--- begin ---

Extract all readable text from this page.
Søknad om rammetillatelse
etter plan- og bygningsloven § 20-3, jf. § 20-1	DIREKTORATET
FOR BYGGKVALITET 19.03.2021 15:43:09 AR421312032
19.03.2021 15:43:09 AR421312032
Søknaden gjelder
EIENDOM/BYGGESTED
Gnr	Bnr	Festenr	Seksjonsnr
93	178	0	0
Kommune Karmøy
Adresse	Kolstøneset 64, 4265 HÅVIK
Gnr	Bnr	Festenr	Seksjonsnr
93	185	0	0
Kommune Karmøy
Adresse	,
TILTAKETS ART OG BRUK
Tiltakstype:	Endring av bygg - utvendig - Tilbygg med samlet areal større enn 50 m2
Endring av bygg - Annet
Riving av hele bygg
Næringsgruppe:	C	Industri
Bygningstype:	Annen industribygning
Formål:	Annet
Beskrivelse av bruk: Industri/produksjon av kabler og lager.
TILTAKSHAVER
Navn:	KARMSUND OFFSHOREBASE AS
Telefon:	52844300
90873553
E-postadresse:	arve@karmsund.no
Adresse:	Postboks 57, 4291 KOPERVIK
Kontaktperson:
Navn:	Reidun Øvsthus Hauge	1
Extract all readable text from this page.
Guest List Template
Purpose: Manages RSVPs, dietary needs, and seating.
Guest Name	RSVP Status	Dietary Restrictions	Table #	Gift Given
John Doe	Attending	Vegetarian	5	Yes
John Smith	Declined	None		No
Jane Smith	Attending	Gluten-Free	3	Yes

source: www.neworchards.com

--- end ---

Task directions: Count how many lines above carry the word "Endring". Only the number is required.

Result of the task: 2